● **DATA TO PROCESS**

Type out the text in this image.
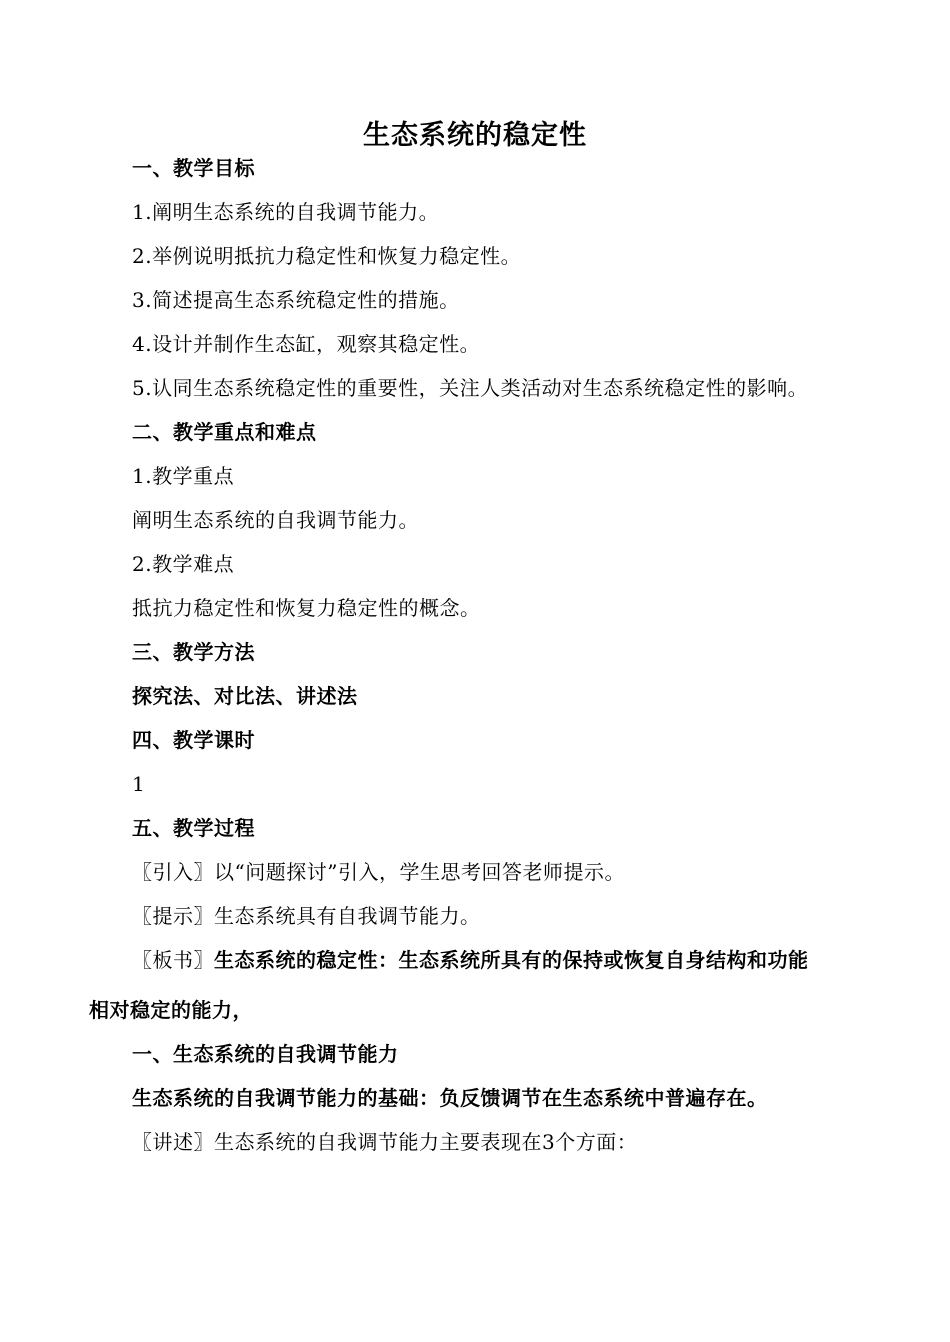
生态系统的稳定性
一、教学目标
1.阐明生态系统的自我调节能力。
2.举例说明抵抗力稳定性和恢复力稳定性。
3.简述提高生态系统稳定性的措施。
4.设计并制作生态缸，观察其稳定性。
5.认同生态系统稳定性的重要性，关注人类活动对生态系统稳定性的影响。
二、教学重点和难点
1.教学重点
阐明生态系统的自我调节能力。
2.教学难点
抵抗力稳定性和恢复力稳定性的概念。
三、教学方法
探究法、对比法、讲述法
四、教学课时
1
五、教学过程
〖引入〗以“问题探讨”引入，学生思考回答老师提示。
〖提示〗生态系统具有自我调节能力。
〖板书〗生态系统的稳定性：生态系统所具有的保持或恢复自身结构和功能
相对稳定的能力，
一、生态系统的自我调节能力
生态系统的自我调节能力的基础：负反馈调节在生态系统中普遍存在。
〖讲述〗生态系统的自我调节能力主要表现在3个方面：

● **SET TASK**
Set down all the data again exactly as above, pictures excluded.

● **SOLUTION TO THIS EXERCISE**
Type out the text in this image.
生态系统的稳定性
一、教学目标
1.阐明生态系统的自我调节能力。
2.举例说明抵抗力稳定性和恢复力稳定性。
3.简述提高生态系统稳定性的措施。
4.设计并制作生态缸，观察其稳定性。
5.认同生态系统稳定性的重要性，关注人类活动对生态系统稳定性的影响。
二、教学重点和难点
1.教学重点
阐明生态系统的自我调节能力。
2.教学难点
抵抗力稳定性和恢复力稳定性的概念。
三、教学方法
探究法、对比法、讲述法
四、教学课时
1
五、教学过程
〖引入〗以“问题探讨”引入，学生思考回答老师提示。
〖提示〗生态系统具有自我调节能力。
〖板书〗生态系统的稳定性：生态系统所具有的保持或恢复自身结构和功能
相对稳定的能力，
一、生态系统的自我调节能力
生态系统的自我调节能力的基础：负反馈调节在生态系统中普遍存在。
〖讲述〗生态系统的自我调节能力主要表现在3个方面：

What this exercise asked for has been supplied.